GIVEN EXERCISE>
Drop the images; return everything else in the listing below exactly.

DATA EXCERPTS>
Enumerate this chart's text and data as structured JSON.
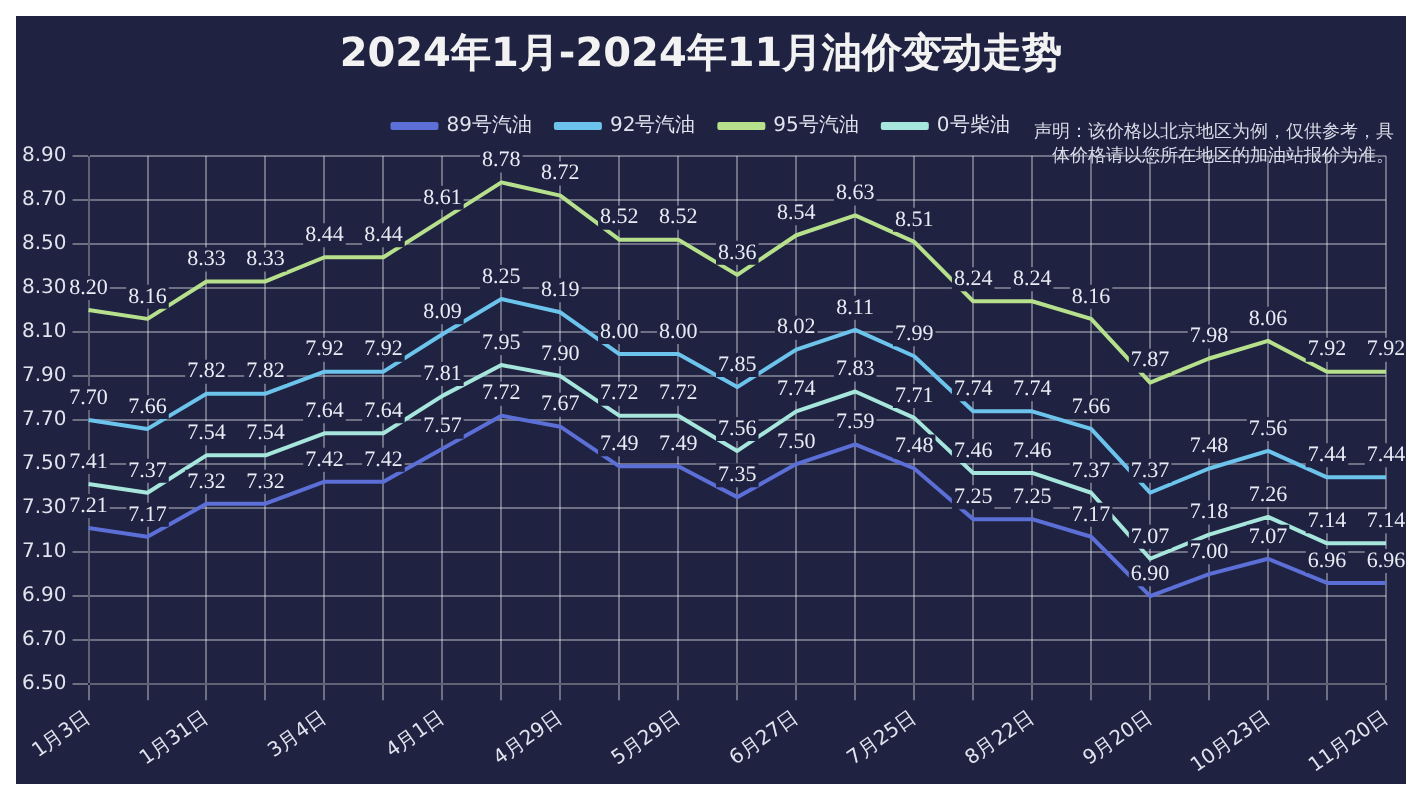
{
  "chart_data": {
    "type": "line",
    "title": "2024年1月-2024年11月油价变动走势",
    "annotations": [
      "声明：该价格以北京地区为例，仅供参考，具体价格请以您所在地区的加油站报价为准。"
    ],
    "categories": [
      "1月3日",
      null,
      "1月31日",
      null,
      "3月4日",
      null,
      "4月1日",
      null,
      "4月29日",
      null,
      "5月29日",
      null,
      "6月27日",
      null,
      "7月25日",
      null,
      "8月22日",
      null,
      "9月20日",
      null,
      "10月23日",
      null,
      "11月20日"
    ],
    "series": [
      {
        "name": "89号汽油",
        "color": "#5b6fd6",
        "values": [
          7.21,
          7.17,
          7.32,
          7.32,
          7.42,
          7.42,
          7.57,
          7.72,
          7.67,
          7.49,
          7.49,
          7.35,
          7.5,
          7.59,
          7.48,
          7.25,
          7.25,
          7.17,
          6.9,
          7.0,
          7.07,
          6.96,
          6.96
        ],
        "value_labels": [
          "7.21",
          "7.17",
          "7.32",
          "7.32",
          "7.42",
          "7.42",
          "7.57",
          "7.72",
          "7.67",
          "7.49",
          "7.49",
          "7.35",
          "7.50",
          "7.59",
          "7.48",
          "7.25",
          "7.25",
          "7.17",
          "6.90",
          "7.00",
          "7.07",
          "6.96",
          "6.96"
        ]
      },
      {
        "name": "92号汽油",
        "color": "#6cc4ec",
        "values": [
          7.7,
          7.66,
          7.82,
          7.82,
          7.92,
          7.92,
          8.09,
          8.25,
          8.19,
          8.0,
          8.0,
          7.85,
          8.02,
          8.11,
          7.99,
          7.74,
          7.74,
          7.66,
          7.37,
          7.48,
          7.56,
          7.44,
          7.44
        ],
        "value_labels": [
          "7.70",
          "7.66",
          "7.82",
          "7.82",
          "7.92",
          "7.92",
          "8.09",
          "8.25",
          "8.19",
          "8.00",
          "8.00",
          "7.85",
          "8.02",
          "8.11",
          "7.99",
          "7.74",
          "7.74",
          "7.66",
          "7.37",
          "7.48",
          "7.56",
          "7.44",
          "7.44"
        ]
      },
      {
        "name": "95号汽油",
        "color": "#b6e08c",
        "values": [
          8.2,
          8.16,
          8.33,
          8.33,
          8.44,
          8.44,
          8.61,
          8.78,
          8.72,
          8.52,
          8.52,
          8.36,
          8.54,
          8.63,
          8.51,
          8.24,
          8.24,
          8.16,
          7.87,
          7.98,
          8.06,
          7.92,
          7.92
        ],
        "value_labels": [
          "8.20",
          "8.16",
          "8.33",
          "8.33",
          "8.44",
          "8.44",
          "8.61",
          "8.78",
          "8.72",
          "8.52",
          "8.52",
          "8.36",
          "8.54",
          "8.63",
          "8.51",
          "8.24",
          "8.24",
          "8.16",
          "7.87",
          "7.98",
          "8.06",
          "7.92",
          "7.92"
        ]
      },
      {
        "name": "0号柴油",
        "color": "#a6e6dc",
        "values": [
          7.41,
          7.37,
          7.54,
          7.54,
          7.64,
          7.64,
          7.81,
          7.95,
          7.9,
          7.72,
          7.72,
          7.56,
          7.74,
          7.83,
          7.71,
          7.46,
          7.46,
          7.37,
          7.07,
          7.18,
          7.26,
          7.14,
          7.14
        ],
        "value_labels": [
          "7.41",
          "7.37",
          "7.54",
          "7.54",
          "7.64",
          "7.64",
          "7.81",
          "7.95",
          "7.90",
          "7.72",
          "7.72",
          "7.56",
          "7.74",
          "7.83",
          "7.71",
          "7.46",
          "7.46",
          "7.37",
          "7.07",
          "7.18",
          "7.26",
          "7.14",
          "7.14"
        ]
      }
    ],
    "ylim": [
      6.5,
      8.9
    ],
    "yticks": [
      {
        "value": 6.5,
        "label": "6.50"
      },
      {
        "value": 6.7,
        "label": "6.70"
      },
      {
        "value": 6.9,
        "label": "6.90"
      },
      {
        "value": 7.1,
        "label": "7.10"
      },
      {
        "value": 7.3,
        "label": "7.30"
      },
      {
        "value": 7.5,
        "label": "7.50"
      },
      {
        "value": 7.7,
        "label": "7.70"
      },
      {
        "value": 7.9,
        "label": "7.90"
      },
      {
        "value": 8.1,
        "label": "8.10"
      },
      {
        "value": 8.3,
        "label": "8.30"
      },
      {
        "value": 8.5,
        "label": "8.50"
      },
      {
        "value": 8.7,
        "label": "8.70"
      },
      {
        "value": 8.9,
        "label": "8.90"
      }
    ],
    "grid": true,
    "legend": "top",
    "marker": "none",
    "line_style": "solid"
  }
}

COMPLETE OUTPUT>
Enumerate this chart's text and data as structured JSON.
{
  "chart_data": {
    "type": "line",
    "title": "2024年1月-2024年11月油价变动走势",
    "annotations": [
      "声明：该价格以北京地区为例，仅供参考，具体价格请以您所在地区的加油站报价为准。"
    ],
    "categories": [
      "1月3日",
      null,
      "1月31日",
      null,
      "3月4日",
      null,
      "4月1日",
      null,
      "4月29日",
      null,
      "5月29日",
      null,
      "6月27日",
      null,
      "7月25日",
      null,
      "8月22日",
      null,
      "9月20日",
      null,
      "10月23日",
      null,
      "11月20日"
    ],
    "series": [
      {
        "name": "89号汽油",
        "color": "#5b6fd6",
        "values": [
          7.21,
          7.17,
          7.32,
          7.32,
          7.42,
          7.42,
          7.57,
          7.72,
          7.67,
          7.49,
          7.49,
          7.35,
          7.5,
          7.59,
          7.48,
          7.25,
          7.25,
          7.17,
          6.9,
          7.0,
          7.07,
          6.96,
          6.96
        ],
        "value_labels": [
          "7.21",
          "7.17",
          "7.32",
          "7.32",
          "7.42",
          "7.42",
          "7.57",
          "7.72",
          "7.67",
          "7.49",
          "7.49",
          "7.35",
          "7.50",
          "7.59",
          "7.48",
          "7.25",
          "7.25",
          "7.17",
          "6.90",
          "7.00",
          "7.07",
          "6.96",
          "6.96"
        ]
      },
      {
        "name": "92号汽油",
        "color": "#6cc4ec",
        "values": [
          7.7,
          7.66,
          7.82,
          7.82,
          7.92,
          7.92,
          8.09,
          8.25,
          8.19,
          8.0,
          8.0,
          7.85,
          8.02,
          8.11,
          7.99,
          7.74,
          7.74,
          7.66,
          7.37,
          7.48,
          7.56,
          7.44,
          7.44
        ],
        "value_labels": [
          "7.70",
          "7.66",
          "7.82",
          "7.82",
          "7.92",
          "7.92",
          "8.09",
          "8.25",
          "8.19",
          "8.00",
          "8.00",
          "7.85",
          "8.02",
          "8.11",
          "7.99",
          "7.74",
          "7.74",
          "7.66",
          "7.37",
          "7.48",
          "7.56",
          "7.44",
          "7.44"
        ]
      },
      {
        "name": "95号汽油",
        "color": "#b6e08c",
        "values": [
          8.2,
          8.16,
          8.33,
          8.33,
          8.44,
          8.44,
          8.61,
          8.78,
          8.72,
          8.52,
          8.52,
          8.36,
          8.54,
          8.63,
          8.51,
          8.24,
          8.24,
          8.16,
          7.87,
          7.98,
          8.06,
          7.92,
          7.92
        ],
        "value_labels": [
          "8.20",
          "8.16",
          "8.33",
          "8.33",
          "8.44",
          "8.44",
          "8.61",
          "8.78",
          "8.72",
          "8.52",
          "8.52",
          "8.36",
          "8.54",
          "8.63",
          "8.51",
          "8.24",
          "8.24",
          "8.16",
          "7.87",
          "7.98",
          "8.06",
          "7.92",
          "7.92"
        ]
      },
      {
        "name": "0号柴油",
        "color": "#a6e6dc",
        "values": [
          7.41,
          7.37,
          7.54,
          7.54,
          7.64,
          7.64,
          7.81,
          7.95,
          7.9,
          7.72,
          7.72,
          7.56,
          7.74,
          7.83,
          7.71,
          7.46,
          7.46,
          7.37,
          7.07,
          7.18,
          7.26,
          7.14,
          7.14
        ],
        "value_labels": [
          "7.41",
          "7.37",
          "7.54",
          "7.54",
          "7.64",
          "7.64",
          "7.81",
          "7.95",
          "7.90",
          "7.72",
          "7.72",
          "7.56",
          "7.74",
          "7.83",
          "7.71",
          "7.46",
          "7.46",
          "7.37",
          "7.07",
          "7.18",
          "7.26",
          "7.14",
          "7.14"
        ]
      }
    ],
    "ylim": [
      6.5,
      8.9
    ],
    "yticks": [
      {
        "value": 6.5,
        "label": "6.50"
      },
      {
        "value": 6.7,
        "label": "6.70"
      },
      {
        "value": 6.9,
        "label": "6.90"
      },
      {
        "value": 7.1,
        "label": "7.10"
      },
      {
        "value": 7.3,
        "label": "7.30"
      },
      {
        "value": 7.5,
        "label": "7.50"
      },
      {
        "value": 7.7,
        "label": "7.70"
      },
      {
        "value": 7.9,
        "label": "7.90"
      },
      {
        "value": 8.1,
        "label": "8.10"
      },
      {
        "value": 8.3,
        "label": "8.30"
      },
      {
        "value": 8.5,
        "label": "8.50"
      },
      {
        "value": 8.7,
        "label": "8.70"
      },
      {
        "value": 8.9,
        "label": "8.90"
      }
    ],
    "grid": true,
    "legend": "top",
    "marker": "none",
    "line_style": "solid"
  }
}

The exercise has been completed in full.